Excerpt from a dataset »

----

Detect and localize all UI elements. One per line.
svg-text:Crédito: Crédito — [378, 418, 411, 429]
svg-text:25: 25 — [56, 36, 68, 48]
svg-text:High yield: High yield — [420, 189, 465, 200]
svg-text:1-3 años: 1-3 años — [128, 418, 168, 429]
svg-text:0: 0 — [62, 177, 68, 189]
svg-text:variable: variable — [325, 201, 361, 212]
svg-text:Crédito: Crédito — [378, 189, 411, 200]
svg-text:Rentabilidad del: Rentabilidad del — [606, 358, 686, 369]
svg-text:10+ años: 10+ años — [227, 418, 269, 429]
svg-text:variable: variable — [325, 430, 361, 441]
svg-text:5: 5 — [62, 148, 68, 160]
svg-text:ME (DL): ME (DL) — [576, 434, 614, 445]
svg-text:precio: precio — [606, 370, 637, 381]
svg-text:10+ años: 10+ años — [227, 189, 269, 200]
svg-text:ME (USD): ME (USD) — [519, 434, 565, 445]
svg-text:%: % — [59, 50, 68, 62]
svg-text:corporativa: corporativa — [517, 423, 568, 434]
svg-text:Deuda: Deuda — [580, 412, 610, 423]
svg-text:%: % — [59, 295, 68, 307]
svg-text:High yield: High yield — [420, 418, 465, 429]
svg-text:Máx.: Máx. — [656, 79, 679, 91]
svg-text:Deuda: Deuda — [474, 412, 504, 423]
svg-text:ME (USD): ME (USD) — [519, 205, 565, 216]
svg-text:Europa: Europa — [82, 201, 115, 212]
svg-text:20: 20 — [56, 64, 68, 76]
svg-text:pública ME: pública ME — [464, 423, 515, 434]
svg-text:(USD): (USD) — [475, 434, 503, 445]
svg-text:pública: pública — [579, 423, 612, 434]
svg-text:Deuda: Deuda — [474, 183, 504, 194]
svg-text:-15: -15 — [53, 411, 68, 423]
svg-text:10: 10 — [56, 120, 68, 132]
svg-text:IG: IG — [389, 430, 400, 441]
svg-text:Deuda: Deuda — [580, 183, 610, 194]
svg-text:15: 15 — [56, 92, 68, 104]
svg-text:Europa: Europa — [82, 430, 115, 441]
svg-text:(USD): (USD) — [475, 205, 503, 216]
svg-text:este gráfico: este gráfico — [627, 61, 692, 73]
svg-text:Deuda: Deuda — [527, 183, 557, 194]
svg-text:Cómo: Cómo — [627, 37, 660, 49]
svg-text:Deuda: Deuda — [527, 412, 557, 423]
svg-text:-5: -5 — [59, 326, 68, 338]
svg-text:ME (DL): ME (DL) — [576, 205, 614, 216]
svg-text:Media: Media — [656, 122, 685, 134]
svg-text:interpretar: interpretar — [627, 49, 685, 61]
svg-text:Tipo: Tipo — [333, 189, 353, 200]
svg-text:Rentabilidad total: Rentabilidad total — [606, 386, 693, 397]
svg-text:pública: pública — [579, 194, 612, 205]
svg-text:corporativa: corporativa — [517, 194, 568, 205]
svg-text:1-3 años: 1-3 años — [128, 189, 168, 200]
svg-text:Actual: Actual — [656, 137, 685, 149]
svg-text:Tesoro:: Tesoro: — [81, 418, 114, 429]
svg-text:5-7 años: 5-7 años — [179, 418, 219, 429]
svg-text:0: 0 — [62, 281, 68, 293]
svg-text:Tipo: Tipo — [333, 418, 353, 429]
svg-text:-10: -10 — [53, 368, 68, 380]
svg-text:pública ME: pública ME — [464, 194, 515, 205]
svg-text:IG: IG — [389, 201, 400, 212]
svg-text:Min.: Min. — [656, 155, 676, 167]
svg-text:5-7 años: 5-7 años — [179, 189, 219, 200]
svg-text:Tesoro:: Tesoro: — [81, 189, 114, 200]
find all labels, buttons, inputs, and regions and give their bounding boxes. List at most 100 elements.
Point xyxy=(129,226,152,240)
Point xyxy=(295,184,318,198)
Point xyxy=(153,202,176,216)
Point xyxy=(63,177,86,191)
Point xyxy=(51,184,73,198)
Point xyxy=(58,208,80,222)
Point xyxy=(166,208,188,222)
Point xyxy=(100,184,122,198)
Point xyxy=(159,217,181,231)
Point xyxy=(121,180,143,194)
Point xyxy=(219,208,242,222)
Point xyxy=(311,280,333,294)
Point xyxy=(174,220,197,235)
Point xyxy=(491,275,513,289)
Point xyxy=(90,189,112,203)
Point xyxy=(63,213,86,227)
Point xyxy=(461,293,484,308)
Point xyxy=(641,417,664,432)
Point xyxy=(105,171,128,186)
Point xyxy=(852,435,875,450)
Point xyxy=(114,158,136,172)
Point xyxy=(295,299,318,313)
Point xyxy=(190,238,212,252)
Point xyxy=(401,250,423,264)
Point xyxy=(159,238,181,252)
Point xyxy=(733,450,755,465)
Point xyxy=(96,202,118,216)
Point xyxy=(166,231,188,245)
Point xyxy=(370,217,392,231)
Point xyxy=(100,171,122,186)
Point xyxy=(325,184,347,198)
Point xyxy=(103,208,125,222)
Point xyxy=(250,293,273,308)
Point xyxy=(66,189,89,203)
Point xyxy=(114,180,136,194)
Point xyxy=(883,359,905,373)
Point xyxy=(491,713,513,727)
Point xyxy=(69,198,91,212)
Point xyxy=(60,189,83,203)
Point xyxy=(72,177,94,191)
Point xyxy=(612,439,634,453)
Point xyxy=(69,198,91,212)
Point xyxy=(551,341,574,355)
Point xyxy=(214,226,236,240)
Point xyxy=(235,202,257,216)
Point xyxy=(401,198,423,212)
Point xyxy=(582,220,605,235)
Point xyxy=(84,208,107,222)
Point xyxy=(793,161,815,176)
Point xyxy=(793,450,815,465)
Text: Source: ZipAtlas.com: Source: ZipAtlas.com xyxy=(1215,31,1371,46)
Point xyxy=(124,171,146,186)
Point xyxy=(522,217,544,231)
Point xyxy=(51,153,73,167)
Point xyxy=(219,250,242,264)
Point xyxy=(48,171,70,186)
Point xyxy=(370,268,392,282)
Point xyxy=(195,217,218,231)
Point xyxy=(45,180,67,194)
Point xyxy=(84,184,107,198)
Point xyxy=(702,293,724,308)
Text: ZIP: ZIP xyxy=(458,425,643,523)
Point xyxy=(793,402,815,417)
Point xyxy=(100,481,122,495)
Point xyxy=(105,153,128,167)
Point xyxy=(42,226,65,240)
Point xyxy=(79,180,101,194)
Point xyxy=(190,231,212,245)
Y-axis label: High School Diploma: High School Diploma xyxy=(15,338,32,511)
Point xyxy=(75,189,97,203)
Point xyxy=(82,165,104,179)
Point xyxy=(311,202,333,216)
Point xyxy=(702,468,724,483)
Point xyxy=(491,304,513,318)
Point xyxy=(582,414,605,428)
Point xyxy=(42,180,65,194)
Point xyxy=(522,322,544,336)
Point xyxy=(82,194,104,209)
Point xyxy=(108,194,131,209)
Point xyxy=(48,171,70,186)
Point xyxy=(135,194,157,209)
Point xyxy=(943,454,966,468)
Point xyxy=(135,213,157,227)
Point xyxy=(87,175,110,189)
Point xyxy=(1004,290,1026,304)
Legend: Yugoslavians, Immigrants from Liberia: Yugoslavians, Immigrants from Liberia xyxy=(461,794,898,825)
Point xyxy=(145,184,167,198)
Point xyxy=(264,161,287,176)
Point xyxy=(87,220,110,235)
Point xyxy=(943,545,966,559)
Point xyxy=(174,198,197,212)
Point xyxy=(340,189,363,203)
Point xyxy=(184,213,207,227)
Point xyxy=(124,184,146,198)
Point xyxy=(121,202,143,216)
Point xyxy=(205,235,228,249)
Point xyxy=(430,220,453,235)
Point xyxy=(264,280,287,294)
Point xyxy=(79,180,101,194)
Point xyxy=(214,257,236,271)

----

The request » Reproduce every line of the records above verbatim.

Exercise response »
Detect and localize all UI elements. One per line.
svg-text:Crédito: Crédito — [378, 418, 411, 429]
svg-text:25: 25 — [56, 36, 68, 48]
svg-text:High yield: High yield — [420, 189, 465, 200]
svg-text:1-3 años: 1-3 años — [128, 418, 168, 429]
svg-text:0: 0 — [62, 177, 68, 189]
svg-text:variable: variable — [325, 201, 361, 212]
svg-text:Crédito: Crédito — [378, 189, 411, 200]
svg-text:Rentabilidad del: Rentabilidad del — [606, 358, 686, 369]
svg-text:10+ años: 10+ años — [227, 418, 269, 429]
svg-text:variable: variable — [325, 430, 361, 441]
svg-text:5: 5 — [62, 148, 68, 160]
svg-text:ME (DL): ME (DL) — [576, 434, 614, 445]
svg-text:precio: precio — [606, 370, 637, 381]
svg-text:10+ años: 10+ años — [227, 189, 269, 200]
svg-text:ME (USD): ME (USD) — [519, 434, 565, 445]
svg-text:%: % — [59, 50, 68, 62]
svg-text:corporativa: corporativa — [517, 423, 568, 434]
svg-text:Deuda: Deuda — [580, 412, 610, 423]
svg-text:%: % — [59, 295, 68, 307]
svg-text:High yield: High yield — [420, 418, 465, 429]
svg-text:Máx.: Máx. — [656, 79, 679, 91]
svg-text:Deuda: Deuda — [474, 412, 504, 423]
svg-text:ME (USD): ME (USD) — [519, 205, 565, 216]
svg-text:Europa: Europa — [82, 201, 115, 212]
svg-text:20: 20 — [56, 64, 68, 76]
svg-text:pública ME: pública ME — [464, 423, 515, 434]
svg-text:(USD): (USD) — [475, 434, 503, 445]
svg-text:pública: pública — [579, 423, 612, 434]
svg-text:Deuda: Deuda — [474, 183, 504, 194]
svg-text:-15: -15 — [53, 411, 68, 423]
svg-text:10: 10 — [56, 120, 68, 132]
svg-text:IG: IG — [389, 430, 400, 441]
svg-text:Deuda: Deuda — [580, 183, 610, 194]
svg-text:15: 15 — [56, 92, 68, 104]
svg-text:Europa: Europa — [82, 430, 115, 441]
svg-text:(USD): (USD) — [475, 205, 503, 216]
svg-text:este gráfico: este gráfico — [627, 61, 692, 73]
svg-text:Deuda: Deuda — [527, 183, 557, 194]
svg-text:Cómo: Cómo — [627, 37, 660, 49]
svg-text:Deuda: Deuda — [527, 412, 557, 423]
svg-text:-5: -5 — [59, 326, 68, 338]
svg-text:ME (DL): ME (DL) — [576, 205, 614, 216]
svg-text:Media: Media — [656, 122, 685, 134]
svg-text:interpretar: interpretar — [627, 49, 685, 61]
svg-text:Tipo: Tipo — [333, 189, 353, 200]
svg-text:Rentabilidad total: Rentabilidad total — [606, 386, 693, 397]
svg-text:pública: pública — [579, 194, 612, 205]
svg-text:corporativa: corporativa — [517, 194, 568, 205]
svg-text:1-3 años: 1-3 años — [128, 189, 168, 200]
svg-text:Actual: Actual — [656, 137, 685, 149]
svg-text:Tesoro:: Tesoro: — [81, 418, 114, 429]
svg-text:5-7 años: 5-7 años — [179, 418, 219, 429]
svg-text:0: 0 — [62, 281, 68, 293]
svg-text:Tipo: Tipo — [333, 418, 353, 429]
svg-text:-10: -10 — [53, 368, 68, 380]
svg-text:pública ME: pública ME — [464, 194, 515, 205]
svg-text:IG: IG — [389, 201, 400, 212]
svg-text:Min.: Min. — [656, 155, 676, 167]
svg-text:5-7 años: 5-7 años — [179, 189, 219, 200]
svg-text:Tesoro:: Tesoro: — [81, 189, 114, 200]
find all labels, buttons, inputs, and regions and give their bounding boxes. List at most 100 elements.
Point xyxy=(129,226,152,240)
Point xyxy=(295,184,318,198)
Point xyxy=(153,202,176,216)
Point xyxy=(63,177,86,191)
Point xyxy=(51,184,73,198)
Point xyxy=(58,208,80,222)
Point xyxy=(166,208,188,222)
Point xyxy=(100,184,122,198)
Point xyxy=(159,217,181,231)
Point xyxy=(121,180,143,194)
Point xyxy=(219,208,242,222)
Point xyxy=(311,280,333,294)
Point xyxy=(174,220,197,235)
Point xyxy=(491,275,513,289)
Point xyxy=(90,189,112,203)
Point xyxy=(63,213,86,227)
Point xyxy=(461,293,484,308)
Point xyxy=(641,417,664,432)
Point xyxy=(105,171,128,186)
Point xyxy=(852,435,875,450)
Point xyxy=(114,158,136,172)
Point xyxy=(295,299,318,313)
Point xyxy=(190,238,212,252)
Point xyxy=(401,250,423,264)
Point xyxy=(159,238,181,252)
Point xyxy=(733,450,755,465)
Point xyxy=(96,202,118,216)
Point xyxy=(166,231,188,245)
Point xyxy=(370,217,392,231)
Point xyxy=(100,171,122,186)
Point xyxy=(325,184,347,198)
Point xyxy=(103,208,125,222)
Point xyxy=(250,293,273,308)
Point xyxy=(66,189,89,203)
Point xyxy=(114,180,136,194)
Point xyxy=(883,359,905,373)
Point xyxy=(491,713,513,727)
Point xyxy=(69,198,91,212)
Point xyxy=(60,189,83,203)
Point xyxy=(72,177,94,191)
Point xyxy=(612,439,634,453)
Point xyxy=(69,198,91,212)
Point xyxy=(551,341,574,355)
Point xyxy=(214,226,236,240)
Point xyxy=(235,202,257,216)
Point xyxy=(401,198,423,212)
Point xyxy=(582,220,605,235)
Point xyxy=(84,208,107,222)
Point xyxy=(793,161,815,176)
Point xyxy=(793,450,815,465)
Text: Source: ZipAtlas.com: Source: ZipAtlas.com xyxy=(1215,31,1371,46)
Point xyxy=(124,171,146,186)
Point xyxy=(522,217,544,231)
Point xyxy=(51,153,73,167)
Point xyxy=(219,250,242,264)
Point xyxy=(48,171,70,186)
Point xyxy=(370,268,392,282)
Point xyxy=(195,217,218,231)
Point xyxy=(45,180,67,194)
Point xyxy=(84,184,107,198)
Point xyxy=(702,293,724,308)
Text: ZIP: ZIP xyxy=(458,425,643,523)
Point xyxy=(793,402,815,417)
Point xyxy=(100,481,122,495)
Point xyxy=(105,153,128,167)
Point xyxy=(42,226,65,240)
Point xyxy=(79,180,101,194)
Point xyxy=(190,231,212,245)
Y-axis label: High School Diploma: High School Diploma xyxy=(15,338,32,511)
Point xyxy=(75,189,97,203)
Point xyxy=(82,165,104,179)
Point xyxy=(311,202,333,216)
Point xyxy=(702,468,724,483)
Point xyxy=(491,304,513,318)
Point xyxy=(582,414,605,428)
Point xyxy=(42,180,65,194)
Point xyxy=(522,322,544,336)
Point xyxy=(82,194,104,209)
Point xyxy=(108,194,131,209)
Point xyxy=(48,171,70,186)
Point xyxy=(135,194,157,209)
Point xyxy=(943,454,966,468)
Point xyxy=(135,213,157,227)
Point xyxy=(87,175,110,189)
Point xyxy=(1004,290,1026,304)
Legend: Yugoslavians, Immigrants from Liberia: Yugoslavians, Immigrants from Liberia xyxy=(461,794,898,825)
Point xyxy=(145,184,167,198)
Point xyxy=(264,161,287,176)
Point xyxy=(87,220,110,235)
Point xyxy=(943,545,966,559)
Point xyxy=(174,198,197,212)
Point xyxy=(340,189,363,203)
Point xyxy=(184,213,207,227)
Point xyxy=(124,184,146,198)
Point xyxy=(121,202,143,216)
Point xyxy=(205,235,228,249)
Point xyxy=(430,220,453,235)
Point xyxy=(264,280,287,294)
Point xyxy=(79,180,101,194)
Point xyxy=(214,257,236,271)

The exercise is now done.